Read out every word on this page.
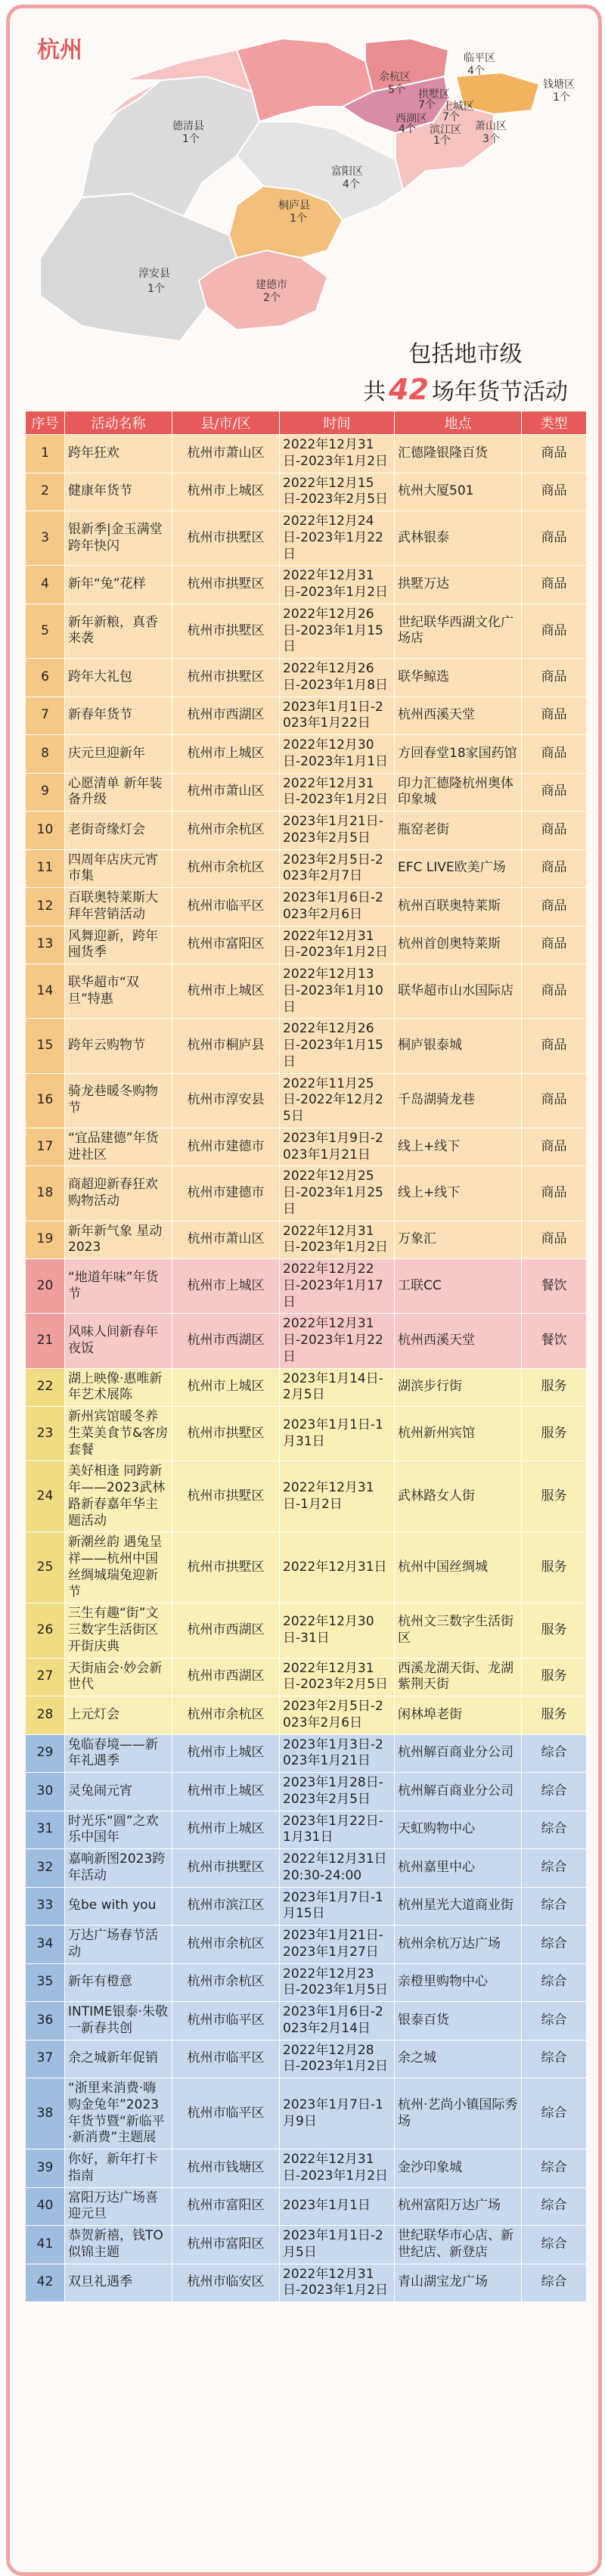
临平区
4个
钱塘区
1个
余杭区
5个 拱墅区
7个 上城区
7个
西湖区
4个 滨江区
1个
萧山区
3个
德清县
1个
富阳区
4个
桐庐县
1个
淳安县
1个	建德市
2个
杭州
包括地市级
共 42 场年货节活动
序号	活动名称	县/市/区	时间	地点	类型
1	跨年狂欢	杭州市萧山区	2022年12月31日-2023年1月2日	汇德隆银隆百货	商品
2	健康年货节	杭州市上城区	2022年12月15日-2023年2月5日	杭州大厦501	商品
3	银新季|金玉满堂跨年快闪	杭州市拱墅区	2022年12月24日-2023年1月22日	武林银泰	商品
4	新年“兔”花样	杭州市拱墅区	2022年12月31日-2023年1月2日	拱墅万达	商品
5	新年新粮，真香来袭	杭州市拱墅区	2022年12月26日-2023年1月15日	世纪联华西湖文化广场店	商品
6	跨年大礼包	杭州市拱墅区	2022年12月26日-2023年1月8日	联华鲸选	商品
7	新春年货节	杭州市西湖区	2023年1月1日-2023年1月22日	杭州西溪天堂	商品
8	庆元旦迎新年	杭州市上城区	2022年12月30日-2023年1月1日	方回春堂18家国药馆	商品
9	心愿清单 新年装备升级	杭州市萧山区	2022年12月31日-2023年1月2日	印力汇德隆杭州奥体印象城	商品
10	老街奇缘灯会	杭州市余杭区	2023年1月21日-2023年2月5日	瓶窑老街	商品
11	四周年店庆元宵市集	杭州市余杭区	2023年2月5日-2023年2月7日	EFC LIVE欧美广场	商品
12	百联奥特莱斯大拜年营销活动	杭州市临平区	2023年1月6日-2023年2月6日	杭州百联奥特莱斯	商品
13	风舞迎新，跨年囤货季	杭州市富阳区	2022年12月31日-2023年1月2日	杭州首创奥特莱斯	商品
14	联华超市“双旦”特惠	杭州市上城区	2022年12月13日-2023年1月10日	联华超市山水国际店	商品
15	跨年云购物节	杭州市桐庐县	2022年12月26日-2023年1月15日	桐庐银泰城	商品
16	骑龙巷暖冬购物节	杭州市淳安县	2022年11月25日-2022年12月25日	千岛湖骑龙巷	商品
17	“宜品建德”年货进社区	杭州市建德市	2023年1月9日-2023年1月21日	线上+线下	商品
18	商超迎新春狂欢购物活动	杭州市建德市	2022年12月25日-2023年1月25日	线上+线下	商品
19	新年新气象 星动2023	杭州市萧山区	2022年12月31日-2023年1月2日	万象汇	商品
20	“地道年味”年货节	杭州市上城区	2022年12月22日-2023年1月17日	工联CC	餐饮
21	风味人间新春年夜饭	杭州市西湖区	2022年12月31日-2023年1月22日	杭州西溪天堂	餐饮
22	湖上映像·惠唯新年艺术展陈	杭州市上城区	2023年1月14日-2月5日	湖滨步行街	服务
23	新州宾馆暖冬养生菜美食节&客房套餐	杭州市拱墅区	2023年1月1日-1月31日	杭州新州宾馆	服务
24	美好相逢 同跨新年——2023武林路新春嘉年华主题活动	杭州市拱墅区	2022年12月31日-1月2日	武林路女人街	服务
25	新潮丝韵 遇兔呈祥——杭州中国丝绸城瑞兔迎新节	杭州市拱墅区	2022年12月31日	杭州中国丝绸城	服务
26	三生有趣“街”文三数字生活街区开街庆典	杭州市西湖区	2022年12月30日-31日	杭州文三数字生活街区	服务
27	天街庙会·妙会新世代	杭州市西湖区	2022年12月31日-2023年2月5日	西溪龙湖天街、龙湖紫荆天街	服务
28	上元灯会	杭州市余杭区	2023年2月5日-2023年2月6日	闲林埠老街	服务
29	兔临春境——新年礼遇季	杭州市上城区	2023年1月3日-2023年1月21日	杭州解百商业分公司	综合
30	灵兔闹元宵	杭州市上城区	2023年1月28日-2023年2月5日	杭州解百商业分公司	综合
31	时光乐“圆”之欢乐中国年	杭州市上城区	2023年1月22日-1月31日	天虹购物中心	综合
32	嘉响新图2023跨年活动	杭州市拱墅区	2022年12月31日 20:30-24:00	杭州嘉里中心	综合
33	兔be with you	杭州市滨江区	2023年1月7日-1月15日	杭州星光大道商业街	综合
34	万达广场春节活动	杭州市余杭区	2023年1月21日-2023年1月27日	杭州余杭万达广场	综合
35	新年有橙意	杭州市余杭区	2022年12月23日-2023年1月5日	亲橙里购物中心	综合
36	INTIME银泰·朱敬一新春共创	杭州市临平区	2023年1月6日-2023年2月14日	银泰百货	综合
37	余之城新年促销	杭州市临平区	2022年12月28日-2023年1月2日	余之城	综合
38	“浙里来消费·嗨购金兔年”2023年货节暨“新临平·新消费”主题展	杭州市临平区	2023年1月7日-1月9日	杭州·艺尚小镇国际秀场	综合
39	你好，新年打卡指南	杭州市钱塘区	2022年12月31日-2023年1月2日	金沙印象城	综合
40	富阳万达广场喜迎元旦	杭州市富阳区	2023年1月1日	杭州富阳万达广场	综合
41	恭贺新禧，钱TO似锦主题	杭州市富阳区	2023年1月1日-2月5日	世纪联华市心店、新世纪店、新登店	综合
42	双旦礼遇季	杭州市临安区	2022年12月31日-2023年1月2日	青山湖宝龙广场	综合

:: Task directions ::
All of the data needs repeating exactly, but the pictures do not.

:: Right answer ::
Read out every word on this page.
临平区
4个
钱塘区
1个
余杭区
5个 拱墅区
7个 上城区
7个
西湖区
4个 滨江区
1个
萧山区
3个
德清县
1个
富阳区
4个
桐庐县
1个
淳安县
1个	建德市
2个
杭州
包括地市级
共 42 场年货节活动
序号	活动名称	县/市/区	时间	地点	类型
1	跨年狂欢	杭州市萧山区	2022年12月31日-2023年1月2日	汇德隆银隆百货	商品
2	健康年货节	杭州市上城区	2022年12月15日-2023年2月5日	杭州大厦501	商品
3	银新季|金玉满堂跨年快闪	杭州市拱墅区	2022年12月24日-2023年1月22日	武林银泰	商品
4	新年“兔”花样	杭州市拱墅区	2022年12月31日-2023年1月2日	拱墅万达	商品
5	新年新粮，真香来袭	杭州市拱墅区	2022年12月26日-2023年1月15日	世纪联华西湖文化广场店	商品
6	跨年大礼包	杭州市拱墅区	2022年12月26日-2023年1月8日	联华鲸选	商品
7	新春年货节	杭州市西湖区	2023年1月1日-2023年1月22日	杭州西溪天堂	商品
8	庆元旦迎新年	杭州市上城区	2022年12月30日-2023年1月1日	方回春堂18家国药馆	商品
9	心愿清单 新年装备升级	杭州市萧山区	2022年12月31日-2023年1月2日	印力汇德隆杭州奥体印象城	商品
10	老街奇缘灯会	杭州市余杭区	2023年1月21日-2023年2月5日	瓶窑老街	商品
11	四周年店庆元宵市集	杭州市余杭区	2023年2月5日-2023年2月7日	EFC LIVE欧美广场	商品
12	百联奥特莱斯大拜年营销活动	杭州市临平区	2023年1月6日-2023年2月6日	杭州百联奥特莱斯	商品
13	风舞迎新，跨年囤货季	杭州市富阳区	2022年12月31日-2023年1月2日	杭州首创奥特莱斯	商品
14	联华超市“双旦”特惠	杭州市上城区	2022年12月13日-2023年1月10日	联华超市山水国际店	商品
15	跨年云购物节	杭州市桐庐县	2022年12月26日-2023年1月15日	桐庐银泰城	商品
16	骑龙巷暖冬购物节	杭州市淳安县	2022年11月25日-2022年12月25日	千岛湖骑龙巷	商品
17	“宜品建德”年货进社区	杭州市建德市	2023年1月9日-2023年1月21日	线上+线下	商品
18	商超迎新春狂欢购物活动	杭州市建德市	2022年12月25日-2023年1月25日	线上+线下	商品
19	新年新气象 星动2023	杭州市萧山区	2022年12月31日-2023年1月2日	万象汇	商品
20	“地道年味”年货节	杭州市上城区	2022年12月22日-2023年1月17日	工联CC	餐饮
21	风味人间新春年夜饭	杭州市西湖区	2022年12月31日-2023年1月22日	杭州西溪天堂	餐饮
22	湖上映像·惠唯新年艺术展陈	杭州市上城区	2023年1月14日-2月5日	湖滨步行街	服务
23	新州宾馆暖冬养生菜美食节&客房套餐	杭州市拱墅区	2023年1月1日-1月31日	杭州新州宾馆	服务
24	美好相逢 同跨新年——2023武林路新春嘉年华主题活动	杭州市拱墅区	2022年12月31日-1月2日	武林路女人街	服务
25	新潮丝韵 遇兔呈祥——杭州中国丝绸城瑞兔迎新节	杭州市拱墅区	2022年12月31日	杭州中国丝绸城	服务
26	三生有趣“街”文三数字生活街区开街庆典	杭州市西湖区	2022年12月30日-31日	杭州文三数字生活街区	服务
27	天街庙会·妙会新世代	杭州市西湖区	2022年12月31日-2023年2月5日	西溪龙湖天街、龙湖紫荆天街	服务
28	上元灯会	杭州市余杭区	2023年2月5日-2023年2月6日	闲林埠老街	服务
29	兔临春境——新年礼遇季	杭州市上城区	2023年1月3日-2023年1月21日	杭州解百商业分公司	综合
30	灵兔闹元宵	杭州市上城区	2023年1月28日-2023年2月5日	杭州解百商业分公司	综合
31	时光乐“圆”之欢乐中国年	杭州市上城区	2023年1月22日-1月31日	天虹购物中心	综合
32	嘉响新图2023跨年活动	杭州市拱墅区	2022年12月31日 20:30-24:00	杭州嘉里中心	综合
33	兔be with you	杭州市滨江区	2023年1月7日-1月15日	杭州星光大道商业街	综合
34	万达广场春节活动	杭州市余杭区	2023年1月21日-2023年1月27日	杭州余杭万达广场	综合
35	新年有橙意	杭州市余杭区	2022年12月23日-2023年1月5日	亲橙里购物中心	综合
36	INTIME银泰·朱敬一新春共创	杭州市临平区	2023年1月6日-2023年2月14日	银泰百货	综合
37	余之城新年促销	杭州市临平区	2022年12月28日-2023年1月2日	余之城	综合
38	“浙里来消费·嗨购金兔年”2023年货节暨“新临平·新消费”主题展	杭州市临平区	2023年1月7日-1月9日	杭州·艺尚小镇国际秀场	综合
39	你好，新年打卡指南	杭州市钱塘区	2022年12月31日-2023年1月2日	金沙印象城	综合
40	富阳万达广场喜迎元旦	杭州市富阳区	2023年1月1日	杭州富阳万达广场	综合
41	恭贺新禧，钱TO似锦主题	杭州市富阳区	2023年1月1日-2月5日	世纪联华市心店、新世纪店、新登店	综合
42	双旦礼遇季	杭州市临安区	2022年12月31日-2023年1月2日	青山湖宝龙广场	综合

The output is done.